All the entries need to be quoted exactly, apart from the pictures, which you should drop.

*** INPUT RECORDS

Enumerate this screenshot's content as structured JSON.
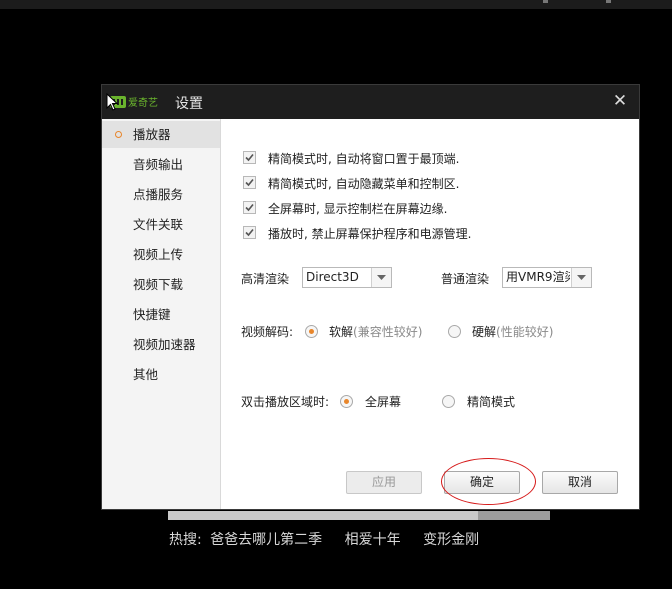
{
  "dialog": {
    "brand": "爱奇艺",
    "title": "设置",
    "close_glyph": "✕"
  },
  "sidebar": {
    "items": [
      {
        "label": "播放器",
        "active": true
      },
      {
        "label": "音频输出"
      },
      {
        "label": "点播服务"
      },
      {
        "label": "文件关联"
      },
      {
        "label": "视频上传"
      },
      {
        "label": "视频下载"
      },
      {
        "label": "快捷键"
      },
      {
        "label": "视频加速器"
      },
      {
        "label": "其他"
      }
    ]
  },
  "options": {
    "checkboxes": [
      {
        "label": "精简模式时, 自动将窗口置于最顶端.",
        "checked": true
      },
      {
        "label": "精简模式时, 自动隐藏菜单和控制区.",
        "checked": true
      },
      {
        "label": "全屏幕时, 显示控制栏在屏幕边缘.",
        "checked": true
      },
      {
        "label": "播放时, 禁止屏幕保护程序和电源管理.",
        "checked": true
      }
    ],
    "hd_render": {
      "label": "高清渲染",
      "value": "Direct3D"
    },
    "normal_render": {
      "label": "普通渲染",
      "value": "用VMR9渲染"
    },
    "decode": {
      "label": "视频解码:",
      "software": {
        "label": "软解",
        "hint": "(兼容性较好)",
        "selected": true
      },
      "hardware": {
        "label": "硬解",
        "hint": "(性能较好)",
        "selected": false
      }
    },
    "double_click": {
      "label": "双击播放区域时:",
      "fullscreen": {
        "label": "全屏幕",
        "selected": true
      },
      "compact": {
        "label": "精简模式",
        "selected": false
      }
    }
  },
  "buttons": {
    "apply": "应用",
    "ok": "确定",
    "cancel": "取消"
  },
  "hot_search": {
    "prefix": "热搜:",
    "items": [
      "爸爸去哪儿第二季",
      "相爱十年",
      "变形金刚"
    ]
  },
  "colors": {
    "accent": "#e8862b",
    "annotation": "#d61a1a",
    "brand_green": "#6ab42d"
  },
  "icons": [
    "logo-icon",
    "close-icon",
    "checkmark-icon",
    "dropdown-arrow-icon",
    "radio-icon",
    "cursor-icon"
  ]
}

******

EXPECTED ANSWER:
Enumerate this screenshot's content as structured JSON.
{
  "dialog": {
    "brand": "爱奇艺",
    "title": "设置",
    "close_glyph": "✕"
  },
  "sidebar": {
    "items": [
      {
        "label": "播放器",
        "active": true
      },
      {
        "label": "音频输出"
      },
      {
        "label": "点播服务"
      },
      {
        "label": "文件关联"
      },
      {
        "label": "视频上传"
      },
      {
        "label": "视频下载"
      },
      {
        "label": "快捷键"
      },
      {
        "label": "视频加速器"
      },
      {
        "label": "其他"
      }
    ]
  },
  "options": {
    "checkboxes": [
      {
        "label": "精简模式时, 自动将窗口置于最顶端.",
        "checked": true
      },
      {
        "label": "精简模式时, 自动隐藏菜单和控制区.",
        "checked": true
      },
      {
        "label": "全屏幕时, 显示控制栏在屏幕边缘.",
        "checked": true
      },
      {
        "label": "播放时, 禁止屏幕保护程序和电源管理.",
        "checked": true
      }
    ],
    "hd_render": {
      "label": "高清渲染",
      "value": "Direct3D"
    },
    "normal_render": {
      "label": "普通渲染",
      "value": "用VMR9渲染"
    },
    "decode": {
      "label": "视频解码:",
      "software": {
        "label": "软解",
        "hint": "(兼容性较好)",
        "selected": true
      },
      "hardware": {
        "label": "硬解",
        "hint": "(性能较好)",
        "selected": false
      }
    },
    "double_click": {
      "label": "双击播放区域时:",
      "fullscreen": {
        "label": "全屏幕",
        "selected": true
      },
      "compact": {
        "label": "精简模式",
        "selected": false
      }
    }
  },
  "buttons": {
    "apply": "应用",
    "ok": "确定",
    "cancel": "取消"
  },
  "hot_search": {
    "prefix": "热搜:",
    "items": [
      "爸爸去哪儿第二季",
      "相爱十年",
      "变形金刚"
    ]
  },
  "colors": {
    "accent": "#e8862b",
    "annotation": "#d61a1a",
    "brand_green": "#6ab42d"
  },
  "icons": [
    "logo-icon",
    "close-icon",
    "checkmark-icon",
    "dropdown-arrow-icon",
    "radio-icon",
    "cursor-icon"
  ]
}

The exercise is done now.